▶ _OBJECTIVE_: Copy all entries without alteration and skip the pictures they hold.

Dataset rows about figures:
* * * * *

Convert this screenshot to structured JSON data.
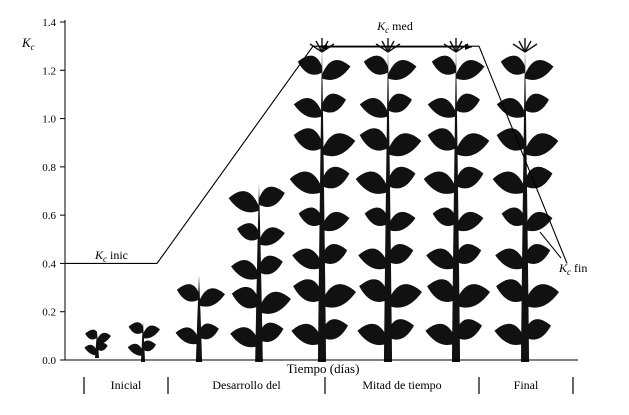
{
  "chart_data": {
    "type": "line",
    "title": "",
    "ylabel": "K",
    "ylabel_sub": "c",
    "xlabel": "Tiempo (días)",
    "ylim": [
      0,
      1.4
    ],
    "yticks": [
      {
        "value": 0.0,
        "label": "0.0"
      },
      {
        "value": 0.2,
        "label": "0.2"
      },
      {
        "value": 0.4,
        "label": "0.4"
      },
      {
        "value": 0.6,
        "label": "0.6"
      },
      {
        "value": 0.8,
        "label": "0.8"
      },
      {
        "value": 1.0,
        "label": "1.0"
      },
      {
        "value": 1.2,
        "label": "1.2"
      },
      {
        "value": 1.4,
        "label": "1.4"
      }
    ],
    "stages": [
      "Inicial",
      "Desarrollo del",
      "Mitad de tiempo",
      "Final"
    ],
    "series": [
      {
        "values": [
          0.4,
          0.4,
          1.3,
          1.3,
          0.4
        ]
      }
    ],
    "annotations": [
      {
        "main": "K",
        "sub": "c",
        "rest": " inic"
      },
      {
        "main": "K",
        "sub": "c",
        "rest": " med"
      },
      {
        "main": "K",
        "sub": "c",
        "rest": " fin"
      }
    ],
    "grid": false,
    "legend": "none",
    "illustration": "corn-plant-growth-silhouettes"
  }
}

* * * * *

▶ _REPLY TO THE TASK_:
Convert this screenshot to structured JSON data.
{
  "chart_data": {
    "type": "line",
    "title": "",
    "ylabel": "K",
    "ylabel_sub": "c",
    "xlabel": "Tiempo (días)",
    "ylim": [
      0,
      1.4
    ],
    "yticks": [
      {
        "value": 0.0,
        "label": "0.0"
      },
      {
        "value": 0.2,
        "label": "0.2"
      },
      {
        "value": 0.4,
        "label": "0.4"
      },
      {
        "value": 0.6,
        "label": "0.6"
      },
      {
        "value": 0.8,
        "label": "0.8"
      },
      {
        "value": 1.0,
        "label": "1.0"
      },
      {
        "value": 1.2,
        "label": "1.2"
      },
      {
        "value": 1.4,
        "label": "1.4"
      }
    ],
    "stages": [
      "Inicial",
      "Desarrollo del",
      "Mitad de tiempo",
      "Final"
    ],
    "series": [
      {
        "values": [
          0.4,
          0.4,
          1.3,
          1.3,
          0.4
        ]
      }
    ],
    "annotations": [
      {
        "main": "K",
        "sub": "c",
        "rest": " inic"
      },
      {
        "main": "K",
        "sub": "c",
        "rest": " med"
      },
      {
        "main": "K",
        "sub": "c",
        "rest": " fin"
      }
    ],
    "grid": false,
    "legend": "none",
    "illustration": "corn-plant-growth-silhouettes"
  }
}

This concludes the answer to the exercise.